_TASK INPUTS_
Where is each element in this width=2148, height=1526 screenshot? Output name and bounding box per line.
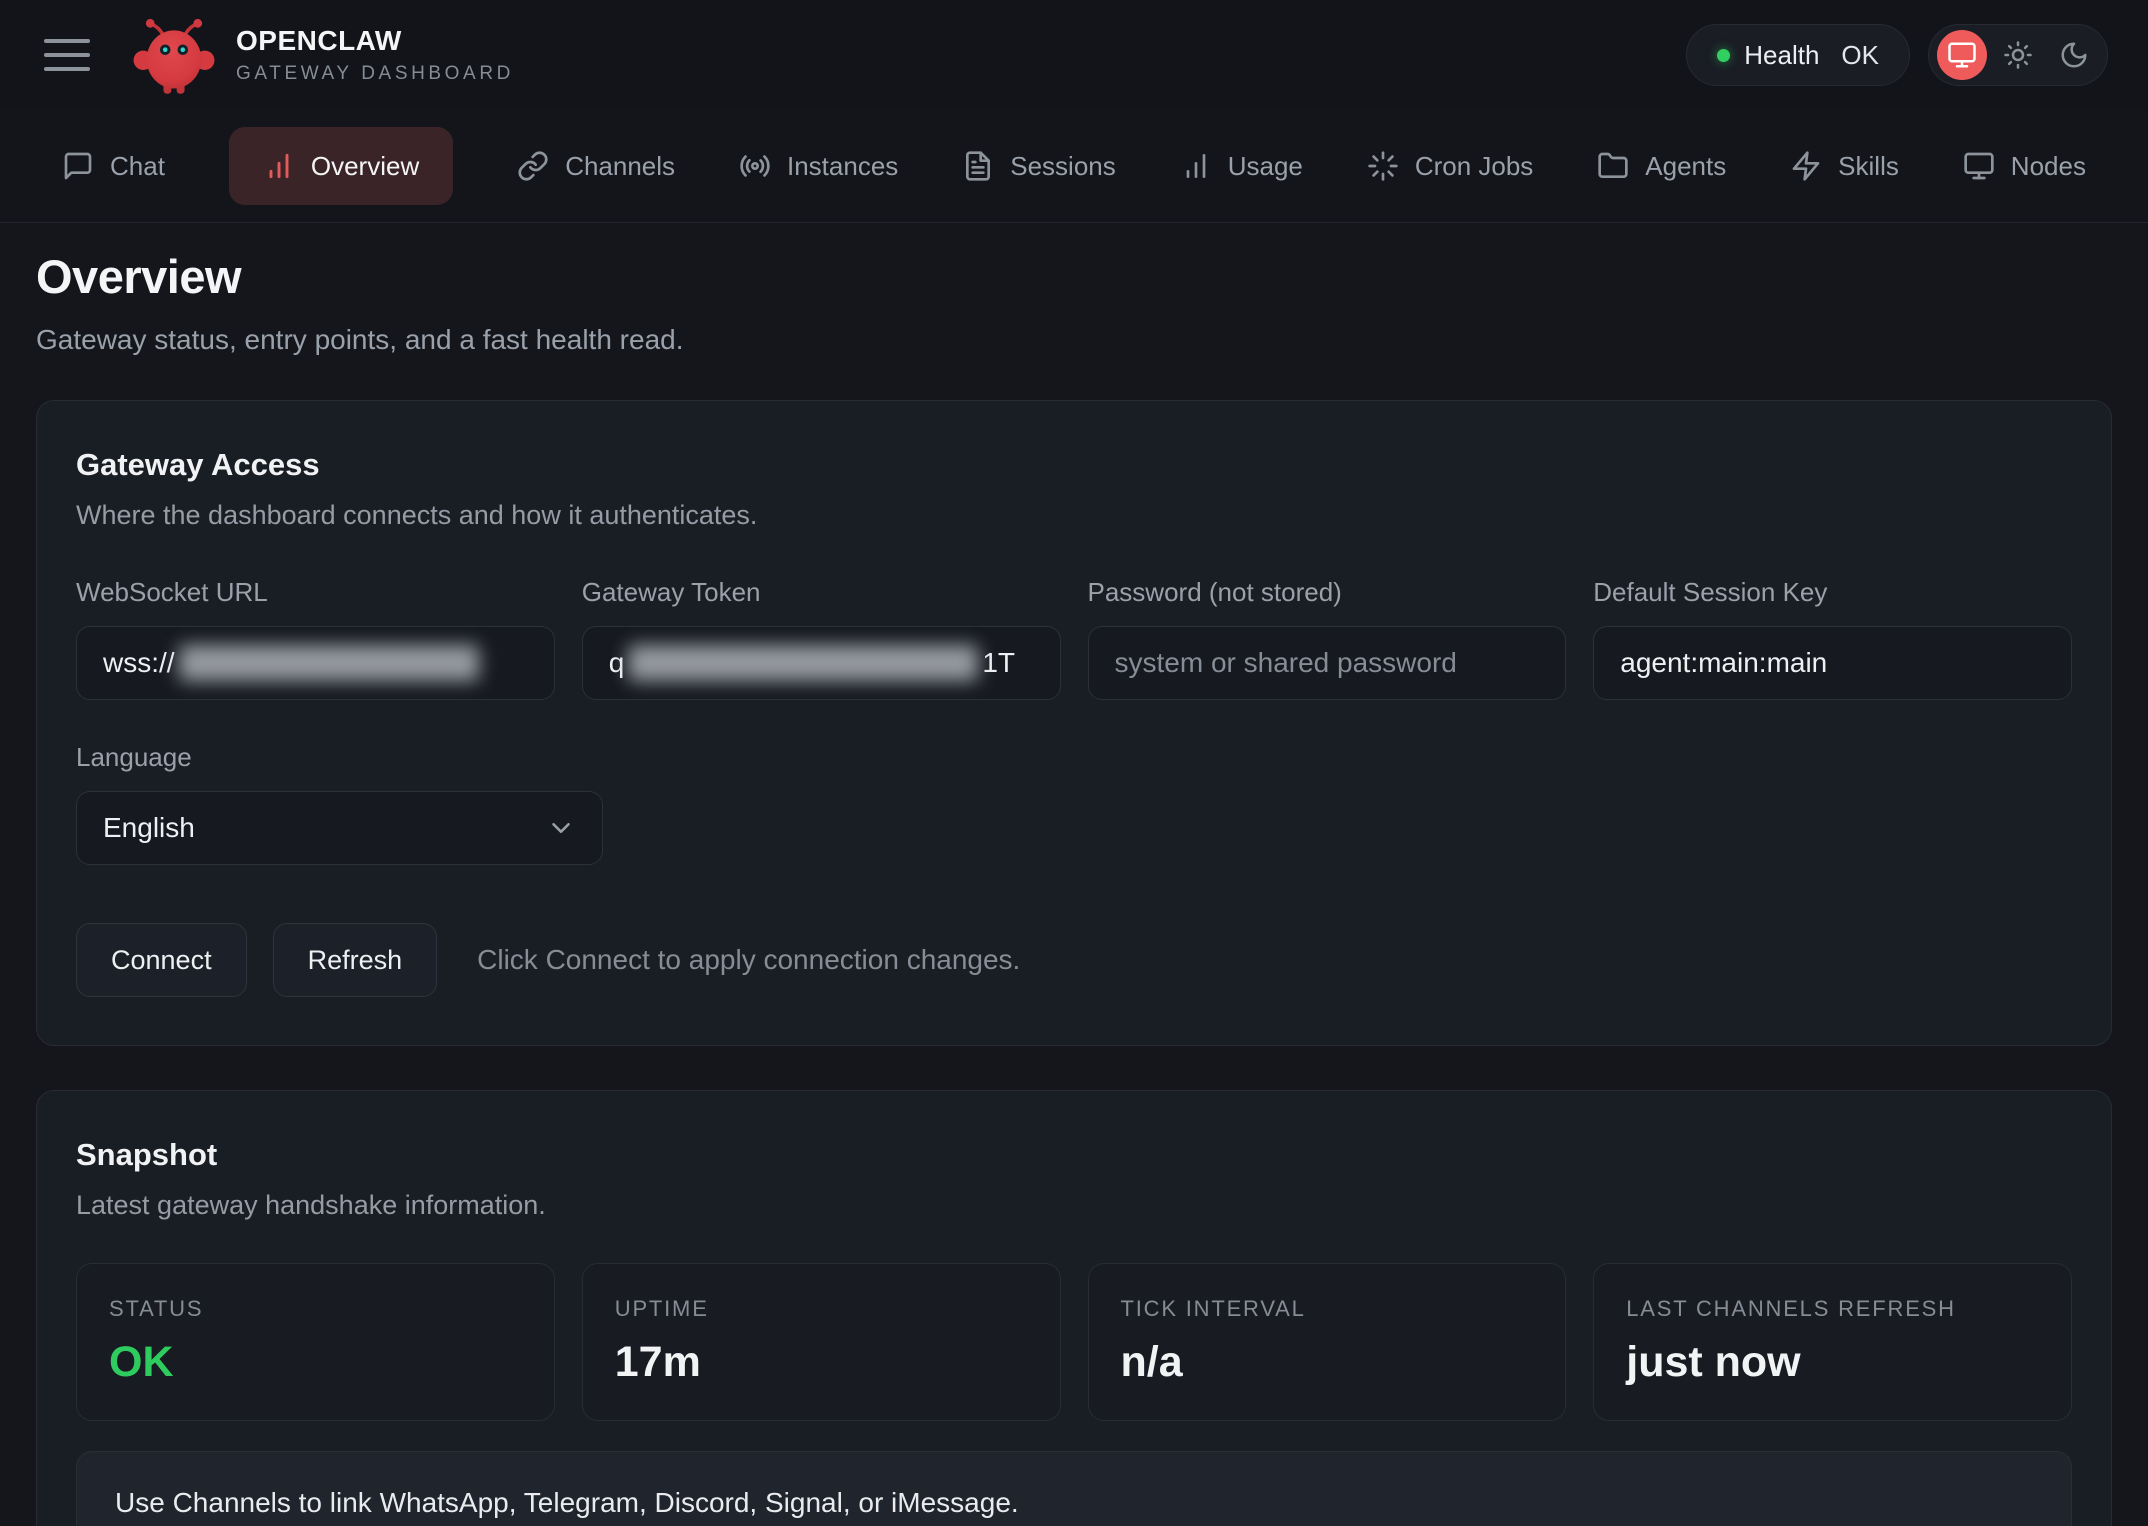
zap-icon <box>1790 150 1822 182</box>
password-input[interactable] <box>1088 626 1567 700</box>
theme-dark-button[interactable] <box>2049 30 2099 80</box>
language-field: Language English <box>76 742 2072 865</box>
chevron-down-icon <box>546 813 576 843</box>
stat-value: 17m <box>615 1338 1028 1387</box>
language-label: Language <box>76 742 2072 773</box>
snapshot-card: Snapshot Latest gateway handshake inform… <box>36 1090 2112 1526</box>
tab-label: Instances <box>787 151 898 182</box>
tab-label: Overview <box>311 151 419 182</box>
channels-hint-note: Use Channels to link WhatsApp, Telegram,… <box>76 1451 2072 1526</box>
tab-label: Channels <box>565 151 675 182</box>
password-field: Password (not stored) <box>1088 577 1567 700</box>
gateway-token-suffix: 1T <box>982 647 1015 679</box>
tab-label: Usage <box>1228 151 1303 182</box>
snapshot-subtitle: Latest gateway handshake information. <box>76 1190 2072 1221</box>
bar-chart-icon <box>1180 150 1212 182</box>
password-label: Password (not stored) <box>1088 577 1567 608</box>
radio-icon <box>739 150 771 182</box>
tab-label: Chat <box>110 151 165 182</box>
health-status-dot-icon <box>1717 49 1730 62</box>
health-label: Health <box>1744 40 1819 71</box>
theme-system-button[interactable] <box>1937 30 1987 80</box>
gateway-access-subtitle: Where the dashboard connects and how it … <box>76 500 2072 531</box>
folder-icon <box>1597 150 1629 182</box>
tab-instances[interactable]: Instances <box>739 150 898 182</box>
gateway-access-card: Gateway Access Where the dashboard conne… <box>36 400 2112 1046</box>
tab-label: Nodes <box>2011 151 2086 182</box>
session-key-label: Default Session Key <box>1593 577 2072 608</box>
websocket-url-field: WebSocket URL wss:// <box>76 577 555 700</box>
tab-skills[interactable]: Skills <box>1790 150 1899 182</box>
redacted-value <box>179 645 479 681</box>
theme-light-button[interactable] <box>1993 30 2043 80</box>
gateway-token-input[interactable]: q 1T <box>582 626 1061 700</box>
chat-icon <box>62 150 94 182</box>
stat-value: just now <box>1626 1338 2039 1387</box>
gateway-token-prefix: q <box>609 647 625 679</box>
openclaw-mascot-logo-icon <box>130 11 218 99</box>
session-key-field: Default Session Key agent:main:main <box>1593 577 2072 700</box>
file-text-icon <box>962 150 994 182</box>
loader-icon <box>1367 150 1399 182</box>
page-title: Overview <box>36 249 2112 304</box>
stat-value: OK <box>109 1338 522 1387</box>
tab-label: Cron Jobs <box>1415 151 1534 182</box>
app-header: OPENCLAW GATEWAY DASHBOARD Health OK <box>0 0 2148 110</box>
brand-subtitle: GATEWAY DASHBOARD <box>236 63 514 85</box>
monitor-icon <box>1947 40 1977 70</box>
menu-icon[interactable] <box>44 39 90 71</box>
websocket-url-input[interactable]: wss:// <box>76 626 555 700</box>
stat-label: LAST CHANNELS REFRESH <box>1626 1296 2039 1322</box>
stat-label: UPTIME <box>615 1296 1028 1322</box>
tab-overview[interactable]: Overview <box>229 127 453 205</box>
tab-channels[interactable]: Channels <box>517 150 675 182</box>
primary-navigation: Chat Overview Channels Instances Session… <box>0 110 2148 223</box>
stat-value: n/a <box>1121 1338 1534 1387</box>
tab-usage[interactable]: Usage <box>1180 150 1303 182</box>
websocket-url-prefix: wss:// <box>103 647 175 679</box>
gateway-token-label: Gateway Token <box>582 577 1061 608</box>
language-select[interactable]: English <box>76 791 603 865</box>
session-key-value: agent:main:main <box>1620 647 1827 679</box>
page-subtitle: Gateway status, entry points, and a fast… <box>36 324 2112 356</box>
session-key-input[interactable]: agent:main:main <box>1593 626 2072 700</box>
tab-agents[interactable]: Agents <box>1597 150 1726 182</box>
redacted-value <box>628 645 978 681</box>
bar-chart-icon <box>263 150 295 182</box>
tab-label: Agents <box>1645 151 1726 182</box>
brand: OPENCLAW GATEWAY DASHBOARD <box>130 11 514 99</box>
stat-label: STATUS <box>109 1296 522 1322</box>
gateway-access-title: Gateway Access <box>76 447 2072 483</box>
refresh-button[interactable]: Refresh <box>273 923 438 997</box>
connect-hint-text: Click Connect to apply connection change… <box>477 944 1020 976</box>
brand-title: OPENCLAW <box>236 25 514 57</box>
language-selected-value: English <box>103 812 195 844</box>
snapshot-title: Snapshot <box>76 1137 2072 1173</box>
sun-icon <box>2003 40 2033 70</box>
websocket-url-label: WebSocket URL <box>76 577 555 608</box>
tab-label: Skills <box>1838 151 1899 182</box>
last-channels-refresh-stat-tile: LAST CHANNELS REFRESH just now <box>1593 1263 2072 1421</box>
health-value: OK <box>1841 40 1879 71</box>
status-stat-tile: STATUS OK <box>76 1263 555 1421</box>
moon-icon <box>2059 40 2089 70</box>
theme-switcher <box>1928 24 2108 86</box>
gateway-token-field: Gateway Token q 1T <box>582 577 1061 700</box>
uptime-stat-tile: UPTIME 17m <box>582 1263 1061 1421</box>
tab-nodes[interactable]: Nodes <box>1963 150 2086 182</box>
link-icon <box>517 150 549 182</box>
monitor-icon <box>1963 150 1995 182</box>
tab-sessions[interactable]: Sessions <box>962 150 1116 182</box>
tab-cron-jobs[interactable]: Cron Jobs <box>1367 150 1534 182</box>
tab-chat[interactable]: Chat <box>62 150 165 182</box>
health-badge[interactable]: Health OK <box>1686 24 1910 86</box>
channels-hint-text: Use Channels to link WhatsApp, Telegram,… <box>115 1487 1019 1519</box>
tick-interval-stat-tile: TICK INTERVAL n/a <box>1088 1263 1567 1421</box>
connect-button[interactable]: Connect <box>76 923 247 997</box>
stat-label: TICK INTERVAL <box>1121 1296 1534 1322</box>
tab-label: Sessions <box>1010 151 1116 182</box>
main-content: Overview Gateway status, entry points, a… <box>0 249 2148 1526</box>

_GIVEN PROBLEM_
Copy out every line of the items above word for word, leaving out the pictures.

_FINISHED TASK_
Where is each element in this width=2148, height=1526 screenshot? Output name and bounding box per line.
zap-icon <box>1790 150 1822 182</box>
password-input[interactable] <box>1088 626 1567 700</box>
theme-dark-button[interactable] <box>2049 30 2099 80</box>
language-field: Language English <box>76 742 2072 865</box>
chevron-down-icon <box>546 813 576 843</box>
stat-value: 17m <box>615 1338 1028 1387</box>
language-label: Language <box>76 742 2072 773</box>
snapshot-card: Snapshot Latest gateway handshake inform… <box>36 1090 2112 1526</box>
tab-label: Instances <box>787 151 898 182</box>
tab-label: Overview <box>311 151 419 182</box>
channels-hint-note: Use Channels to link WhatsApp, Telegram,… <box>76 1451 2072 1526</box>
tab-label: Channels <box>565 151 675 182</box>
password-field: Password (not stored) <box>1088 577 1567 700</box>
gateway-token-suffix: 1T <box>982 647 1015 679</box>
tab-label: Usage <box>1228 151 1303 182</box>
snapshot-subtitle: Latest gateway handshake information. <box>76 1190 2072 1221</box>
bar-chart-icon <box>1180 150 1212 182</box>
password-label: Password (not stored) <box>1088 577 1567 608</box>
radio-icon <box>739 150 771 182</box>
tab-label: Chat <box>110 151 165 182</box>
health-status-dot-icon <box>1717 49 1730 62</box>
health-label: Health <box>1744 40 1819 71</box>
theme-system-button[interactable] <box>1937 30 1987 80</box>
gateway-access-subtitle: Where the dashboard connects and how it … <box>76 500 2072 531</box>
folder-icon <box>1597 150 1629 182</box>
tab-instances[interactable]: Instances <box>739 150 898 182</box>
gateway-access-card: Gateway Access Where the dashboard conne… <box>36 400 2112 1046</box>
tab-label: Nodes <box>2011 151 2086 182</box>
session-key-label: Default Session Key <box>1593 577 2072 608</box>
websocket-url-field: WebSocket URL wss:// <box>76 577 555 700</box>
tab-skills[interactable]: Skills <box>1790 150 1899 182</box>
redacted-value <box>179 645 479 681</box>
theme-light-button[interactable] <box>1993 30 2043 80</box>
gateway-token-input[interactable]: q 1T <box>582 626 1061 700</box>
chat-icon <box>62 150 94 182</box>
stat-value: just now <box>1626 1338 2039 1387</box>
gateway-token-prefix: q <box>609 647 625 679</box>
openclaw-mascot-logo-icon <box>130 11 218 99</box>
session-key-field: Default Session Key agent:main:main <box>1593 577 2072 700</box>
file-text-icon <box>962 150 994 182</box>
loader-icon <box>1367 150 1399 182</box>
page-title: Overview <box>36 249 2112 304</box>
stat-value: OK <box>109 1338 522 1387</box>
tab-label: Cron Jobs <box>1415 151 1534 182</box>
app-header: OPENCLAW GATEWAY DASHBOARD Health OK <box>0 0 2148 110</box>
brand-subtitle: GATEWAY DASHBOARD <box>236 63 514 85</box>
monitor-icon <box>1947 40 1977 70</box>
menu-icon[interactable] <box>44 39 90 71</box>
websocket-url-input[interactable]: wss:// <box>76 626 555 700</box>
stat-label: LAST CHANNELS REFRESH <box>1626 1296 2039 1322</box>
stat-label: UPTIME <box>615 1296 1028 1322</box>
tab-overview[interactable]: Overview <box>229 127 453 205</box>
tab-channels[interactable]: Channels <box>517 150 675 182</box>
primary-navigation: Chat Overview Channels Instances Session… <box>0 110 2148 223</box>
stat-value: n/a <box>1121 1338 1534 1387</box>
tab-usage[interactable]: Usage <box>1180 150 1303 182</box>
websocket-url-prefix: wss:// <box>103 647 175 679</box>
gateway-token-label: Gateway Token <box>582 577 1061 608</box>
language-select[interactable]: English <box>76 791 603 865</box>
session-key-value: agent:main:main <box>1620 647 1827 679</box>
page-subtitle: Gateway status, entry points, and a fast… <box>36 324 2112 356</box>
session-key-input[interactable]: agent:main:main <box>1593 626 2072 700</box>
tab-agents[interactable]: Agents <box>1597 150 1726 182</box>
redacted-value <box>628 645 978 681</box>
bar-chart-icon <box>263 150 295 182</box>
tab-label: Agents <box>1645 151 1726 182</box>
brand: OPENCLAW GATEWAY DASHBOARD <box>130 11 514 99</box>
stat-label: STATUS <box>109 1296 522 1322</box>
gateway-access-title: Gateway Access <box>76 447 2072 483</box>
refresh-button[interactable]: Refresh <box>273 923 438 997</box>
connect-hint-text: Click Connect to apply connection change… <box>477 944 1020 976</box>
brand-title: OPENCLAW <box>236 25 514 57</box>
language-selected-value: English <box>103 812 195 844</box>
snapshot-title: Snapshot <box>76 1137 2072 1173</box>
sun-icon <box>2003 40 2033 70</box>
websocket-url-label: WebSocket URL <box>76 577 555 608</box>
tab-label: Skills <box>1838 151 1899 182</box>
last-channels-refresh-stat-tile: LAST CHANNELS REFRESH just now <box>1593 1263 2072 1421</box>
health-value: OK <box>1841 40 1879 71</box>
status-stat-tile: STATUS OK <box>76 1263 555 1421</box>
moon-icon <box>2059 40 2089 70</box>
theme-switcher <box>1928 24 2108 86</box>
gateway-token-field: Gateway Token q 1T <box>582 577 1061 700</box>
uptime-stat-tile: UPTIME 17m <box>582 1263 1061 1421</box>
tab-nodes[interactable]: Nodes <box>1963 150 2086 182</box>
link-icon <box>517 150 549 182</box>
monitor-icon <box>1963 150 1995 182</box>
tab-sessions[interactable]: Sessions <box>962 150 1116 182</box>
tab-cron-jobs[interactable]: Cron Jobs <box>1367 150 1534 182</box>
tab-chat[interactable]: Chat <box>62 150 165 182</box>
health-badge[interactable]: Health OK <box>1686 24 1910 86</box>
channels-hint-text: Use Channels to link WhatsApp, Telegram,… <box>115 1487 1019 1519</box>
tick-interval-stat-tile: TICK INTERVAL n/a <box>1088 1263 1567 1421</box>
connect-button[interactable]: Connect <box>76 923 247 997</box>
stat-label: TICK INTERVAL <box>1121 1296 1534 1322</box>
tab-label: Sessions <box>1010 151 1116 182</box>
main-content: Overview Gateway status, entry points, a… <box>0 249 2148 1526</box>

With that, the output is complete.